■ **EXERCISE**:
According to the text on tokenization, why can't a search find delimiter characters such as a comma or hyphen? Explain in one to three sentences.

Tokenization
Tokenization is the process of splitting a text into words.
Important: Recommind’s applications rely on tokenization to use the default settings. Never change any of them without discussing your use case with Customer Support first.
During data loading, text in white space separated scripts is split into words at the white space. Chinese and Japanese scripts as well as the Korean Hanja script do not separate words with white space. CORE cannot identify the words in these scripts. Text in these scripts is split into the characters, that is, each character becomes one word.
Additionally, words are split at so-called delimiter characters, for example comma or hyphen. The delimiter characters themselves are not stored as words. Therefore, you cannot search for delimiter characters. The set of delimiter characters is configurable.
Words containing numbers are split into fragments consisting of letters or numbers only. This allows to store content more efficiently. For example, abc123 is split into abc and 123.
The words in search queries are split likewise. The remaining fragments are converted into a directed proximity search if the fragment contains a wildcard operator or a phrase search otherwise.
Example:
Query: *brown@recommind.com
Removing the delimiter characters, this is split into the three fragments:
- *brown
- recommind
- com
The fragment with the wildcard is expanded, for example, to mrbrown OR brown. Together, the query is then processed as:
(mrbrown OR brown) pre/1 "recommind com"

■ **RECORDED DATA**:
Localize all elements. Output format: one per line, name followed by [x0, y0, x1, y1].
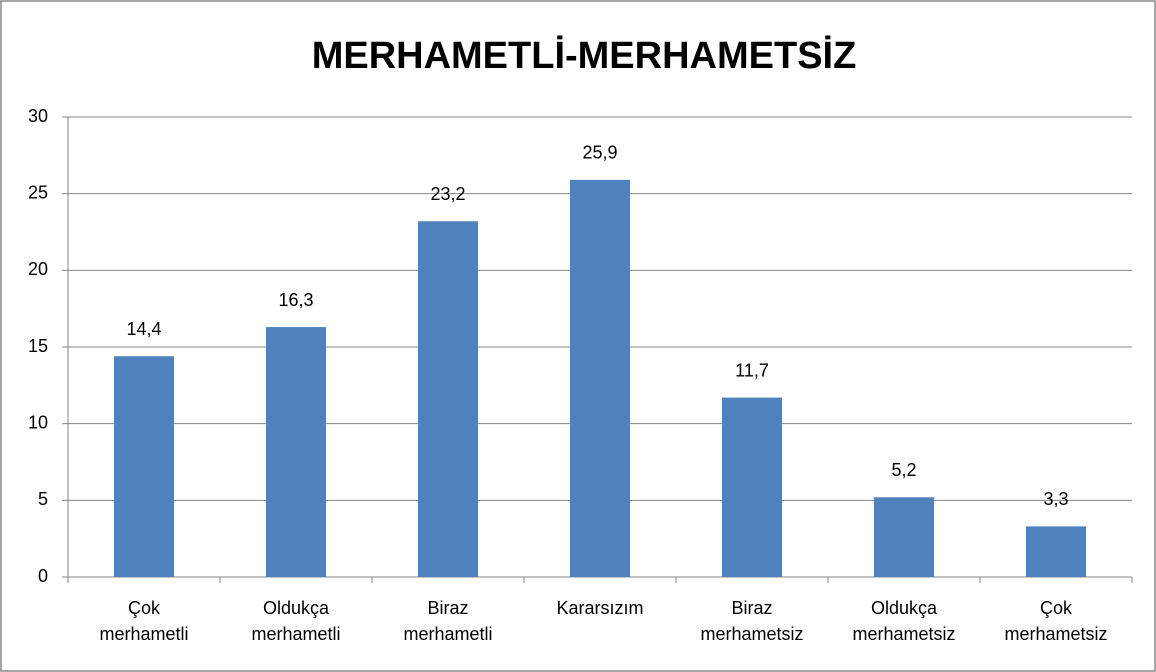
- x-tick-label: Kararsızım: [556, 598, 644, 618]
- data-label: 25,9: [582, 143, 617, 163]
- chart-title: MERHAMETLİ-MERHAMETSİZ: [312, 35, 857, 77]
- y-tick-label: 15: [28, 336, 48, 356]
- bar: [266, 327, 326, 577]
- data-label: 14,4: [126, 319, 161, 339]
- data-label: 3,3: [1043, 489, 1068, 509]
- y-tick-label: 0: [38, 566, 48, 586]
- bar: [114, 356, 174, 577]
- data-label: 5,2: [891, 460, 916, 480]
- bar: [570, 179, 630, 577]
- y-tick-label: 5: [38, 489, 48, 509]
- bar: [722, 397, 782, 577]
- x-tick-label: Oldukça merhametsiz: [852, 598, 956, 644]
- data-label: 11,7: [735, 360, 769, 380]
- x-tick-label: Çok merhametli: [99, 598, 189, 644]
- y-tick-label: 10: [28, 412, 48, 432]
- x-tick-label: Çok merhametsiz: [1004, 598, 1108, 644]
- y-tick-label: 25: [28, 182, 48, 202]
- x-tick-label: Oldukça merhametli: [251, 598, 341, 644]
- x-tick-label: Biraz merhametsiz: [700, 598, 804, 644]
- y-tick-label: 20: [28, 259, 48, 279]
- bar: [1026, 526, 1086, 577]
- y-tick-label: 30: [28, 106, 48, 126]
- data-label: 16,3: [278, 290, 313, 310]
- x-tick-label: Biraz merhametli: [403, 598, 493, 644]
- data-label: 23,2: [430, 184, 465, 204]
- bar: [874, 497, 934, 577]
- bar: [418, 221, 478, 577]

* * *

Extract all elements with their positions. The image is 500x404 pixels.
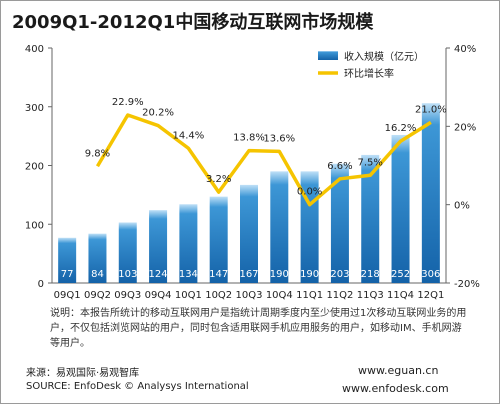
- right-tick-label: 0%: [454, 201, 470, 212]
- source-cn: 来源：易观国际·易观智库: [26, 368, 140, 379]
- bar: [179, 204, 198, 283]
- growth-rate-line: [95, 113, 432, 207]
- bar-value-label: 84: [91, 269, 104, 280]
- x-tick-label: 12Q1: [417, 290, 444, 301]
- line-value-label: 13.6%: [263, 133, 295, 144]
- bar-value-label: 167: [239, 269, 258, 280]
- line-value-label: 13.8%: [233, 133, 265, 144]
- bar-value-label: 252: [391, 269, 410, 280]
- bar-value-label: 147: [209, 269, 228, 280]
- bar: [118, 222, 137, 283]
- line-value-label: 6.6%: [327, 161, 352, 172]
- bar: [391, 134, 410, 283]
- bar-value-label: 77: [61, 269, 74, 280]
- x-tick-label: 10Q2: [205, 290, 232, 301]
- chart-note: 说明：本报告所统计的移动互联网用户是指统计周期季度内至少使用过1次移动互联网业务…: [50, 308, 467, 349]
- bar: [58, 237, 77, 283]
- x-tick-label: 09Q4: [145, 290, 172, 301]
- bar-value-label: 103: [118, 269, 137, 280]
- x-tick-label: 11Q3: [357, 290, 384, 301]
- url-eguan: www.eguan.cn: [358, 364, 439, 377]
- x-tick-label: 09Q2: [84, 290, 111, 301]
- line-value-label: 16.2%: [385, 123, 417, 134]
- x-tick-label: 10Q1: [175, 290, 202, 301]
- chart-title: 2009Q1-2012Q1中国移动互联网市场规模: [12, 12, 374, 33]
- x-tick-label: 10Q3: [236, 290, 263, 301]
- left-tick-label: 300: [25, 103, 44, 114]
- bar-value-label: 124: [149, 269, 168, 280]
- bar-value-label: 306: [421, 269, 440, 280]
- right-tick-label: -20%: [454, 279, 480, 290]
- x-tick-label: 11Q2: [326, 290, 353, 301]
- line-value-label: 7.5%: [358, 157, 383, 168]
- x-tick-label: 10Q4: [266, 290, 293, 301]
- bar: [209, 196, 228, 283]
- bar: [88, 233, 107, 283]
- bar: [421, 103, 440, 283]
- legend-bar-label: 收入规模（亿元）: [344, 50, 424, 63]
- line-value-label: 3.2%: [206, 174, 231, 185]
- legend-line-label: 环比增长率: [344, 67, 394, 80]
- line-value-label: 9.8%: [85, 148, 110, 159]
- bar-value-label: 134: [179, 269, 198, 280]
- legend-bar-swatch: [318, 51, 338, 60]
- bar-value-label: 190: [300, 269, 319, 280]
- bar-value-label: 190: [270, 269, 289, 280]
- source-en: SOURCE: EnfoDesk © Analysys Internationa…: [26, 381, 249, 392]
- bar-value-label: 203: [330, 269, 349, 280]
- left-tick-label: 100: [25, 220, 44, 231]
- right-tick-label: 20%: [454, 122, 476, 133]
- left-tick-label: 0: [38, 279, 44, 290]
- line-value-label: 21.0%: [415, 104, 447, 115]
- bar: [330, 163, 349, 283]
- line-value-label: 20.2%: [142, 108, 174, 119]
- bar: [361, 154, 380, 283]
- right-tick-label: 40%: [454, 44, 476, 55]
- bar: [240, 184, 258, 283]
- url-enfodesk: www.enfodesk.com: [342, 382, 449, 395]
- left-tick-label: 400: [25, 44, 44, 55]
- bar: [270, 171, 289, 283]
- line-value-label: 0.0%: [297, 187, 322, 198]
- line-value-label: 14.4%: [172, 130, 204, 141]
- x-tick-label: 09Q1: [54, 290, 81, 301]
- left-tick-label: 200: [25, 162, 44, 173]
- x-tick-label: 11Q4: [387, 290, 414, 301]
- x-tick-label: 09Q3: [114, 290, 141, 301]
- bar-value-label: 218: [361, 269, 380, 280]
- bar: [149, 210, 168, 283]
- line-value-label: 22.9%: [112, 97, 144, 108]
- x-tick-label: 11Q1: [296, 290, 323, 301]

■ **FINISHED TASK**:
Words are split at delimiter characters, but the delimiter characters themselves are not stored as words. Since they are never stored, a search for them has nothing to match.